All of the records listed below should be retyped exactly.

Data entries:
>> Start
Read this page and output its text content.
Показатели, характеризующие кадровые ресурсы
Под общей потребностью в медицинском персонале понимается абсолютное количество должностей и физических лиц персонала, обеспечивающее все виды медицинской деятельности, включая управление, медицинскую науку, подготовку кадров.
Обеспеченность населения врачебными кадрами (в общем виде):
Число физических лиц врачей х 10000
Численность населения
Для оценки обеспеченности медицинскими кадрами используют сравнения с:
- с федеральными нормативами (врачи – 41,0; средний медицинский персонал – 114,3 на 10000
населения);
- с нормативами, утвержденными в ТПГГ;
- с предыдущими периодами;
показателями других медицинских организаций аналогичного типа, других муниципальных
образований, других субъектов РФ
>> End
### THE ANSWER
Read this page and output its text content.
Показатели, характеризующие кадровые ресурсы
Под общей потребностью в медицинском персонале понимается абсолютное количество должностей и физических лиц персонала, обеспечивающее все виды медицинской деятельности, включая управление, медицинскую науку, подготовку кадров.
Обеспеченность населения врачебными кадрами (в общем виде):
Число физических лиц врачей х 10000
Численность населения
Для оценки обеспеченности медицинскими кадрами используют сравнения с:
- с федеральными нормативами (врачи – 41,0; средний медицинский персонал – 114,3 на 10000
населения);
- с нормативами, утвержденными в ТПГГ;
- с предыдущими периодами;
показателями других медицинских организаций аналогичного типа, других муниципальных
образований, других субъектов РФ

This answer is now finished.